» YOUR TASK
Copy out all of the material exactly.

+++ AVAILABLE RECORDS

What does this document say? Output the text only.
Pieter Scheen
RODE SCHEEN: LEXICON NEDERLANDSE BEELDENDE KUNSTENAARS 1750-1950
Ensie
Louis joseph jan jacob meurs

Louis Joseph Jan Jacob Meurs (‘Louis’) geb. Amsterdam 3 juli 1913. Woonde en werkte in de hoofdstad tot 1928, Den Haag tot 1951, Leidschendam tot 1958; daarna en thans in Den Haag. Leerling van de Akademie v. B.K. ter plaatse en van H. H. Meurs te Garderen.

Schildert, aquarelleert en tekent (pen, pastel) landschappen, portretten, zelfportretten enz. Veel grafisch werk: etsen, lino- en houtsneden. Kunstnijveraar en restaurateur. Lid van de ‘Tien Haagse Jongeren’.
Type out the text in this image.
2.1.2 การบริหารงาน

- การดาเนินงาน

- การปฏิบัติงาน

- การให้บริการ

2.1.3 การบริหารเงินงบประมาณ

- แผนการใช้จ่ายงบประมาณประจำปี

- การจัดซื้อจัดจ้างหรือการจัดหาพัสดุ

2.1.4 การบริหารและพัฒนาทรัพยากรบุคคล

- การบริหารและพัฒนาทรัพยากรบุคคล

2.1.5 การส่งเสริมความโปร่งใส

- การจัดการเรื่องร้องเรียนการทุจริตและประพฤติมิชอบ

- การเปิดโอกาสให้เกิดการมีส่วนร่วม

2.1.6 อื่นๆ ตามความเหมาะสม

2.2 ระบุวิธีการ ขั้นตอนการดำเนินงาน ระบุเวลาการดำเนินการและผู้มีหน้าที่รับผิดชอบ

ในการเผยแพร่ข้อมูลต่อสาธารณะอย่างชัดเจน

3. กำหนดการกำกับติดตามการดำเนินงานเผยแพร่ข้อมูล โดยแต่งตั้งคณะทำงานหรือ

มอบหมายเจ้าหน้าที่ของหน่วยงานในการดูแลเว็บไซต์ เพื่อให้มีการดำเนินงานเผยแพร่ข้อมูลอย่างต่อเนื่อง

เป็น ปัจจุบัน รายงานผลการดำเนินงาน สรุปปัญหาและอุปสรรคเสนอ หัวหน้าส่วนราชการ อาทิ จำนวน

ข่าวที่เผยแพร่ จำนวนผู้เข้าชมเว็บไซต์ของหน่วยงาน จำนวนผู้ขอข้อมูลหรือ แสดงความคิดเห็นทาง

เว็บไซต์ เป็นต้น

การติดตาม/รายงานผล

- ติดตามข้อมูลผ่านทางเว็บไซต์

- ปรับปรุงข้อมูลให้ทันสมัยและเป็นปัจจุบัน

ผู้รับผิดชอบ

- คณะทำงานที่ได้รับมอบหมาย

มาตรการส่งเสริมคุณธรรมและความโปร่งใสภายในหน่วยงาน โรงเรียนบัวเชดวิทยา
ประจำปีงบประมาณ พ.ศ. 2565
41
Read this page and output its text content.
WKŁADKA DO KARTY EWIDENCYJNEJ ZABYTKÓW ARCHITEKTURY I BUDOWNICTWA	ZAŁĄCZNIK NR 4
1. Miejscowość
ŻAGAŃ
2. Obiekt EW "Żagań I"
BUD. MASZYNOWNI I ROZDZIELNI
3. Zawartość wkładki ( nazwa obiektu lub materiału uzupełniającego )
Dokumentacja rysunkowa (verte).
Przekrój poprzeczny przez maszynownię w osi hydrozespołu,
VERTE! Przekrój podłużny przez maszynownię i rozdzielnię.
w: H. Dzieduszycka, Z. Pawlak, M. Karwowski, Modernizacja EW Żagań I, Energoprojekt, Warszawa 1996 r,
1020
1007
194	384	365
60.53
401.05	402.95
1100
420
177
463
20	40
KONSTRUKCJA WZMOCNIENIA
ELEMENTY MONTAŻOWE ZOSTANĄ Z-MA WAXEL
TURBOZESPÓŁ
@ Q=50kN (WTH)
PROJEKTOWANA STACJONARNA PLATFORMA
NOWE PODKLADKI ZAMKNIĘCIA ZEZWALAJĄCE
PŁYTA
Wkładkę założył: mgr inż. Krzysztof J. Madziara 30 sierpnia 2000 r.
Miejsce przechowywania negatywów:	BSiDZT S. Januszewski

++++++

» WORKED ANSWER
What does this document say? Output the text only.
Pieter Scheen
RODE SCHEEN: LEXICON NEDERLANDSE BEELDENDE KUNSTENAARS 1750-1950
Ensie
Louis joseph jan jacob meurs

Louis Joseph Jan Jacob Meurs (‘Louis’) geb. Amsterdam 3 juli 1913. Woonde en werkte in de hoofdstad tot 1928, Den Haag tot 1951, Leidschendam tot 1958; daarna en thans in Den Haag. Leerling van de Akademie v. B.K. ter plaatse en van H. H. Meurs te Garderen.

Schildert, aquarelleert en tekent (pen, pastel) landschappen, portretten, zelfportretten enz. Veel grafisch werk: etsen, lino- en houtsneden. Kunstnijveraar en restaurateur. Lid van de ‘Tien Haagse Jongeren’.
Type out the text in this image.
2.1.2 การบริหารงาน

- การดาเนินงาน

- การปฏิบัติงาน

- การให้บริการ

2.1.3 การบริหารเงินงบประมาณ

- แผนการใช้จ่ายงบประมาณประจำปี

- การจัดซื้อจัดจ้างหรือการจัดหาพัสดุ

2.1.4 การบริหารและพัฒนาทรัพยากรบุคคล

- การบริหารและพัฒนาทรัพยากรบุคคล

2.1.5 การส่งเสริมความโปร่งใส

- การจัดการเรื่องร้องเรียนการทุจริตและประพฤติมิชอบ

- การเปิดโอกาสให้เกิดการมีส่วนร่วม

2.1.6 อื่นๆ ตามความเหมาะสม

2.2 ระบุวิธีการ ขั้นตอนการดำเนินงาน ระบุเวลาการดำเนินการและผู้มีหน้าที่รับผิดชอบ

ในการเผยแพร่ข้อมูลต่อสาธารณะอย่างชัดเจน

3. กำหนดการกำกับติดตามการดำเนินงานเผยแพร่ข้อมูล โดยแต่งตั้งคณะทำงานหรือ

มอบหมายเจ้าหน้าที่ของหน่วยงานในการดูแลเว็บไซต์ เพื่อให้มีการดำเนินงานเผยแพร่ข้อมูลอย่างต่อเนื่อง

เป็น ปัจจุบัน รายงานผลการดำเนินงาน สรุปปัญหาและอุปสรรคเสนอ หัวหน้าส่วนราชการ อาทิ จำนวน

ข่าวที่เผยแพร่ จำนวนผู้เข้าชมเว็บไซต์ของหน่วยงาน จำนวนผู้ขอข้อมูลหรือ แสดงความคิดเห็นทาง

เว็บไซต์ เป็นต้น

การติดตาม/รายงานผล

- ติดตามข้อมูลผ่านทางเว็บไซต์

- ปรับปรุงข้อมูลให้ทันสมัยและเป็นปัจจุบัน

ผู้รับผิดชอบ

- คณะทำงานที่ได้รับมอบหมาย

มาตรการส่งเสริมคุณธรรมและความโปร่งใสภายในหน่วยงาน โรงเรียนบัวเชดวิทยา
ประจำปีงบประมาณ พ.ศ. 2565
41
Read this page and output its text content.
WKŁADKA DO KARTY EWIDENCYJNEJ ZABYTKÓW ARCHITEKTURY I BUDOWNICTWA	ZAŁĄCZNIK NR 4
1. Miejscowość
ŻAGAŃ
2. Obiekt EW "Żagań I"
BUD. MASZYNOWNI I ROZDZIELNI
3. Zawartość wkładki ( nazwa obiektu lub materiału uzupełniającego )
Dokumentacja rysunkowa (verte).
Przekrój poprzeczny przez maszynownię w osi hydrozespołu,
VERTE! Przekrój podłużny przez maszynownię i rozdzielnię.
w: H. Dzieduszycka, Z. Pawlak, M. Karwowski, Modernizacja EW Żagań I, Energoprojekt, Warszawa 1996 r,
1020
1007
194	384	365
60.53
401.05	402.95
1100
420
177
463
20	40
KONSTRUKCJA WZMOCNIENIA
ELEMENTY MONTAŻOWE ZOSTANĄ Z-MA WAXEL
TURBOZESPÓŁ
@ Q=50kN (WTH)
PROJEKTOWANA STACJONARNA PLATFORMA
NOWE PODKLADKI ZAMKNIĘCIA ZEZWALAJĄCE
PŁYTA
Wkładkę założył: mgr inż. Krzysztof J. Madziara 30 sierpnia 2000 r.
Miejsce przechowywania negatywów:	BSiDZT S. Januszewski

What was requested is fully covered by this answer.